§ **PROBLEM TO SOLVE**: Each line containing the word "absent" needs to be copied.

§ **DATA LINES**:
────────────────────

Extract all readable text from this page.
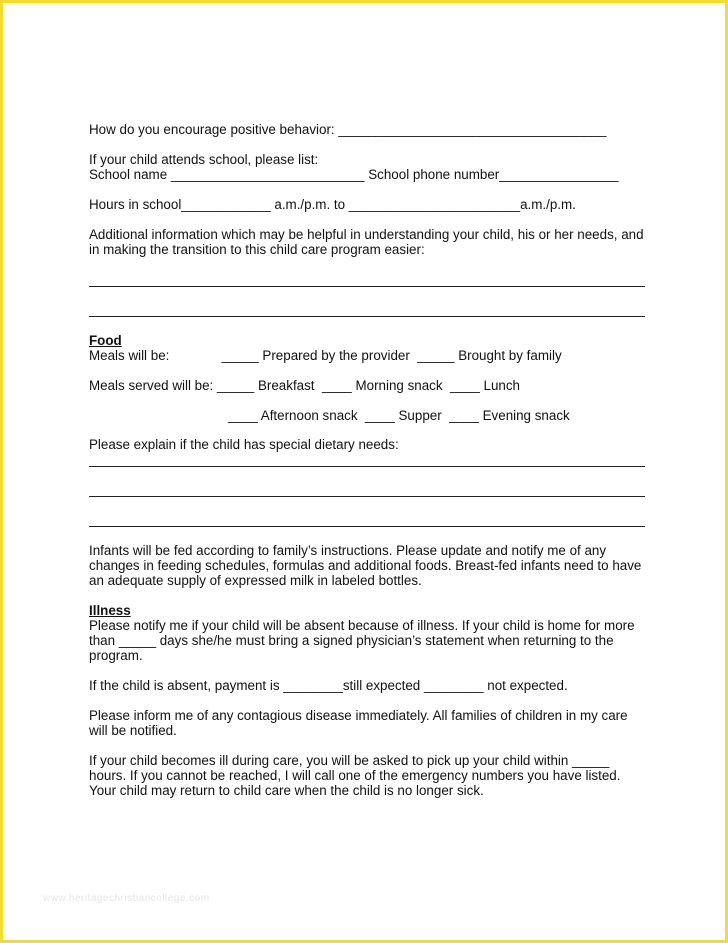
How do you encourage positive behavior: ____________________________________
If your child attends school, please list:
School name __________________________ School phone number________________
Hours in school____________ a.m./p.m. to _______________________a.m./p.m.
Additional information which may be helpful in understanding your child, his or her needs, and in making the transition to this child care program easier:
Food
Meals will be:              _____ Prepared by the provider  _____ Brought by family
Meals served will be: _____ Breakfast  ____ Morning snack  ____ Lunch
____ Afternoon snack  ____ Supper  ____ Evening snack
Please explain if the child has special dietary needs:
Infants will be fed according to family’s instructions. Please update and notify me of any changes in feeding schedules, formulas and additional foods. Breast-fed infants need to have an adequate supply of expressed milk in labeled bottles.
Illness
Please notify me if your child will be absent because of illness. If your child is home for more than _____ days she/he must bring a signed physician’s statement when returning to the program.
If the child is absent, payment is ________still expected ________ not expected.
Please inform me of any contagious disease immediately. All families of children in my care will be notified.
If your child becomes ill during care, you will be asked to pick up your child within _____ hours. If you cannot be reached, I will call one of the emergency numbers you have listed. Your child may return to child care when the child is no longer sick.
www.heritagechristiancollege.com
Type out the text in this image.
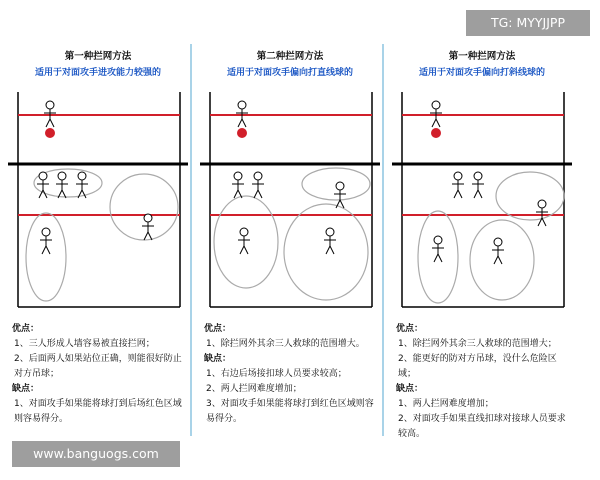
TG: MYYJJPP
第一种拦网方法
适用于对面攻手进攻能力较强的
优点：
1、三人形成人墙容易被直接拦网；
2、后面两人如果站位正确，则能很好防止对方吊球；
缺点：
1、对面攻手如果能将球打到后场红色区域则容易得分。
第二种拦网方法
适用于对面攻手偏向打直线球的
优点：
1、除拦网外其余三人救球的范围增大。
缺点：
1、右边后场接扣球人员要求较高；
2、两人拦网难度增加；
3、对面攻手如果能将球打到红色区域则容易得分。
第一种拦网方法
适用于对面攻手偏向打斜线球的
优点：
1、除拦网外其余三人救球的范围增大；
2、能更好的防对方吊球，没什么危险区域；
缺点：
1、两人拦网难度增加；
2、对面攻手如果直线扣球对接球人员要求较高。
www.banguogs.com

────────────────────

§ **RESULT OF THE TASK**:
Please notify me if your child will be absent because of illness. If your child is home for more than _____ days she/he must bring a signed physician’s statement when returning to the program.
If the child is absent, payment is ________still expected ________ not expected.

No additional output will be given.